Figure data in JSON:
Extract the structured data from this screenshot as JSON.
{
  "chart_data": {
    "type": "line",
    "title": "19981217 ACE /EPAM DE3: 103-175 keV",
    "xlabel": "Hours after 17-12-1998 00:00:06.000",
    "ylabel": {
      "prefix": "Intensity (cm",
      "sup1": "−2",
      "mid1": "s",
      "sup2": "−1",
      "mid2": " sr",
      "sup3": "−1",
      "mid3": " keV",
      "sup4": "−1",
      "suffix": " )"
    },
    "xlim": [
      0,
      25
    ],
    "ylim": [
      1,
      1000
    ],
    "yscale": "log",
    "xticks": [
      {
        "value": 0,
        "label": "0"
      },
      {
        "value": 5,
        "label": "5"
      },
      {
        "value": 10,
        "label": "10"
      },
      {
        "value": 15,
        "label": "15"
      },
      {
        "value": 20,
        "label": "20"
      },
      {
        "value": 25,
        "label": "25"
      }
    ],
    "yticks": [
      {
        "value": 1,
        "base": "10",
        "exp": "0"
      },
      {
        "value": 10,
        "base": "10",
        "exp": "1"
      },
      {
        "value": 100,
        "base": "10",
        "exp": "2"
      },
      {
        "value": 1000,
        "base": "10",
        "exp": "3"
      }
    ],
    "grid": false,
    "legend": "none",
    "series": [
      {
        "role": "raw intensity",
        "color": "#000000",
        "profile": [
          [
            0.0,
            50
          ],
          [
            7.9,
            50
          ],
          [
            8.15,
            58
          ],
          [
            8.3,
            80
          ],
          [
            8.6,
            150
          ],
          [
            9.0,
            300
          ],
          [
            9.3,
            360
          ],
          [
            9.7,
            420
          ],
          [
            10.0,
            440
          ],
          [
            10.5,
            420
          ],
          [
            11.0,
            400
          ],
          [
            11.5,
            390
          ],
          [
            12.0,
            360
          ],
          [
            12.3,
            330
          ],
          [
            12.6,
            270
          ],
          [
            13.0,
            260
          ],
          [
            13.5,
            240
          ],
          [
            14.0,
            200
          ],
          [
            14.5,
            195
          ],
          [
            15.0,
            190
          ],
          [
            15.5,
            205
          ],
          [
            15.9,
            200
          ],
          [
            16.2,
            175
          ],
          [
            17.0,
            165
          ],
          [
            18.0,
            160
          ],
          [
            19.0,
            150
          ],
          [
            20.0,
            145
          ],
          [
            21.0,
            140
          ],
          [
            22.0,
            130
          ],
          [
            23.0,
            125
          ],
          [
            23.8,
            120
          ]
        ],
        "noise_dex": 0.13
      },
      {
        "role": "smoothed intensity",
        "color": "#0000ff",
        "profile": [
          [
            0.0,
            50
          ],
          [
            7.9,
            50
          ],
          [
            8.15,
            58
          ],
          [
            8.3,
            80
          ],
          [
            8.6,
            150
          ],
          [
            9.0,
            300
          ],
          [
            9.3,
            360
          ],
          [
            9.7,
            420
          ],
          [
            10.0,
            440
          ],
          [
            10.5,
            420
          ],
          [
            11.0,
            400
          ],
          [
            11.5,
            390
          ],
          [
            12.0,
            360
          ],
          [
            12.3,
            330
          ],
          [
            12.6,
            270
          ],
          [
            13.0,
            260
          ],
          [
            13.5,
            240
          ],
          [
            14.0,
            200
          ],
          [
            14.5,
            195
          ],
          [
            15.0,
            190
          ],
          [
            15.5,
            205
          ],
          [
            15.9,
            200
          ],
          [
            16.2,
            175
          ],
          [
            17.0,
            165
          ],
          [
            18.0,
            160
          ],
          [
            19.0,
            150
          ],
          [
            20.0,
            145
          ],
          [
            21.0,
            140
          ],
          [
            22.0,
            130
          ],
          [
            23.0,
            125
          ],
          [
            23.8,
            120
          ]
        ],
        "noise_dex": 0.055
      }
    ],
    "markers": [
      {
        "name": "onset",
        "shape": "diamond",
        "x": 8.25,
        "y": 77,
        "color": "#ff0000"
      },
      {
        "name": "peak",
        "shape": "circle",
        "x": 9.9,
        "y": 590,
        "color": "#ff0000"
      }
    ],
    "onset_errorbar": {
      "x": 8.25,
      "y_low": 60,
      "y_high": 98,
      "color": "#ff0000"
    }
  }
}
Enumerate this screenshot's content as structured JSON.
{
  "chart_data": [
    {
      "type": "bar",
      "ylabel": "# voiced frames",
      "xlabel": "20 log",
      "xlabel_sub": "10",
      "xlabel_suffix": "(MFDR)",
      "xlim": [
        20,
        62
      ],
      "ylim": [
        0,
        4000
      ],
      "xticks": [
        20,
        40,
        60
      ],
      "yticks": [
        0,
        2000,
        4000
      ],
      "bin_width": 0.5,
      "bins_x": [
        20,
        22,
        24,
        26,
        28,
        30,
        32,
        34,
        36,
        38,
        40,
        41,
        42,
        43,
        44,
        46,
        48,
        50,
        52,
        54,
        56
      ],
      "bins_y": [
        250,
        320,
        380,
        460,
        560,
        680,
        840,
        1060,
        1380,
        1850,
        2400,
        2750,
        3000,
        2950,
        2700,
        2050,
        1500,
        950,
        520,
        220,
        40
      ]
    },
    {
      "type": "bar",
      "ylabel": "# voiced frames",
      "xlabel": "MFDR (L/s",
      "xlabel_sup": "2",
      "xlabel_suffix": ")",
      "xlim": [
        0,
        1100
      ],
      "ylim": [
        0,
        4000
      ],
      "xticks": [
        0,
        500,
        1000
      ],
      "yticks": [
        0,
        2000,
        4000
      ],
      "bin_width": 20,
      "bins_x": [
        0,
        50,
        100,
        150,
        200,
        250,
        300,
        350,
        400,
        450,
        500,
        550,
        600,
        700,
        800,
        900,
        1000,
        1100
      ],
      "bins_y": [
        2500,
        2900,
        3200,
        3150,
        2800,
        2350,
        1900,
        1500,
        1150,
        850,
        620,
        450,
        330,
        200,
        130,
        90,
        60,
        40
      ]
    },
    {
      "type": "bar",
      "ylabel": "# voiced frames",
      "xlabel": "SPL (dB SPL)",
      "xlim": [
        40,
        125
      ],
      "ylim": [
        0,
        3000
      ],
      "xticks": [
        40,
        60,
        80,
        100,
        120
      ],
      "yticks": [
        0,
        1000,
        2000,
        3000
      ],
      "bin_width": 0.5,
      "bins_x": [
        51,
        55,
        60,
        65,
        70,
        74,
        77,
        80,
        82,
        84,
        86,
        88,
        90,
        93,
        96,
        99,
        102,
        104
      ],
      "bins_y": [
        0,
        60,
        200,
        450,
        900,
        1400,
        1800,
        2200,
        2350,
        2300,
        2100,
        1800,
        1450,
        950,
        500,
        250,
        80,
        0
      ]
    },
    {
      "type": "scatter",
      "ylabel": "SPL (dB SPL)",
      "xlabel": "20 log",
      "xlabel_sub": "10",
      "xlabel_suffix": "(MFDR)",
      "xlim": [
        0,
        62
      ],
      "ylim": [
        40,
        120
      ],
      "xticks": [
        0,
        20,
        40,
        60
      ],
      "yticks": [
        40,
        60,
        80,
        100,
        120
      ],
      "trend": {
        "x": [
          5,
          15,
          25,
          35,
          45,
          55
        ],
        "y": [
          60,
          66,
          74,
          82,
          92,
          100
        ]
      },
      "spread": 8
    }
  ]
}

Exercise directions -> Find the word "screenshot" in the entries, and copy every line it shows up in.

Task output ->
Extract the structured data from this screenshot as JSON.
Enumerate this screenshot's content as structured JSON.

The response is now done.